Stored data entries
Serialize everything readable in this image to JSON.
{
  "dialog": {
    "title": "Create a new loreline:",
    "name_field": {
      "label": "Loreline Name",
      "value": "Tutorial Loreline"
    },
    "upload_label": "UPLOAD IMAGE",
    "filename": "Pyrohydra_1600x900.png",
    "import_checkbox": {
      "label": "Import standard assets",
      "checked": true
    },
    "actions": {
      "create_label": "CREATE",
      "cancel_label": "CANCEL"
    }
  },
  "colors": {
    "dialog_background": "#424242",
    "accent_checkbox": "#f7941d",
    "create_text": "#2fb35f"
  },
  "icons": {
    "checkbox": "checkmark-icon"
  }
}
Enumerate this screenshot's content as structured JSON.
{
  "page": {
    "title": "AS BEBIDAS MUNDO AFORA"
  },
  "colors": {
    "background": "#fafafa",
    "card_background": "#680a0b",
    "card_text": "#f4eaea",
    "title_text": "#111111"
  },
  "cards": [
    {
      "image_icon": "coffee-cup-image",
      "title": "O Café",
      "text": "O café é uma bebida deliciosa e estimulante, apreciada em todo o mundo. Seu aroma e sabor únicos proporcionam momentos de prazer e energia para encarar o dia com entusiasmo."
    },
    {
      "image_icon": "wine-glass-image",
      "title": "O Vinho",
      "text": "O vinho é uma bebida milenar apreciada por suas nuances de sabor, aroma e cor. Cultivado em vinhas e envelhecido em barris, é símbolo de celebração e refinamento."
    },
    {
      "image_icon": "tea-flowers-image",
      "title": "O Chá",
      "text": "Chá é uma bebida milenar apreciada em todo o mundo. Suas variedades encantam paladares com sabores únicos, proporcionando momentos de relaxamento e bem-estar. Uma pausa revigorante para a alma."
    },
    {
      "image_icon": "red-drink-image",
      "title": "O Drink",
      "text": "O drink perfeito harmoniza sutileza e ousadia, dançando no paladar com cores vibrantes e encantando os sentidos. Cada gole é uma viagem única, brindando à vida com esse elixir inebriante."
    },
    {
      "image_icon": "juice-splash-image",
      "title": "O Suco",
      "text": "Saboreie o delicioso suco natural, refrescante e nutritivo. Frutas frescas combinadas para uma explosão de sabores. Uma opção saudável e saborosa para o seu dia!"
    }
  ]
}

→ **Do this**: Repeat each of the entries above precisely as given.

→ **Solution to the problem**:
Serialize everything readable in this image to JSON.
{
  "dialog": {
    "title": "Create a new loreline:",
    "name_field": {
      "label": "Loreline Name",
      "value": "Tutorial Loreline"
    },
    "upload_label": "UPLOAD IMAGE",
    "filename": "Pyrohydra_1600x900.png",
    "import_checkbox": {
      "label": "Import standard assets",
      "checked": true
    },
    "actions": {
      "create_label": "CREATE",
      "cancel_label": "CANCEL"
    }
  },
  "colors": {
    "dialog_background": "#424242",
    "accent_checkbox": "#f7941d",
    "create_text": "#2fb35f"
  },
  "icons": {
    "checkbox": "checkmark-icon"
  }
}
Enumerate this screenshot's content as structured JSON.
{
  "page": {
    "title": "AS BEBIDAS MUNDO AFORA"
  },
  "colors": {
    "background": "#fafafa",
    "card_background": "#680a0b",
    "card_text": "#f4eaea",
    "title_text": "#111111"
  },
  "cards": [
    {
      "image_icon": "coffee-cup-image",
      "title": "O Café",
      "text": "O café é uma bebida deliciosa e estimulante, apreciada em todo o mundo. Seu aroma e sabor únicos proporcionam momentos de prazer e energia para encarar o dia com entusiasmo."
    },
    {
      "image_icon": "wine-glass-image",
      "title": "O Vinho",
      "text": "O vinho é uma bebida milenar apreciada por suas nuances de sabor, aroma e cor. Cultivado em vinhas e envelhecido em barris, é símbolo de celebração e refinamento."
    },
    {
      "image_icon": "tea-flowers-image",
      "title": "O Chá",
      "text": "Chá é uma bebida milenar apreciada em todo o mundo. Suas variedades encantam paladares com sabores únicos, proporcionando momentos de relaxamento e bem-estar. Uma pausa revigorante para a alma."
    },
    {
      "image_icon": "red-drink-image",
      "title": "O Drink",
      "text": "O drink perfeito harmoniza sutileza e ousadia, dançando no paladar com cores vibrantes e encantando os sentidos. Cada gole é uma viagem única, brindando à vida com esse elixir inebriante."
    },
    {
      "image_icon": "juice-splash-image",
      "title": "O Suco",
      "text": "Saboreie o delicioso suco natural, refrescante e nutritivo. Frutas frescas combinadas para uma explosão de sabores. Uma opção saudável e saborosa para o seu dia!"
    }
  ]
}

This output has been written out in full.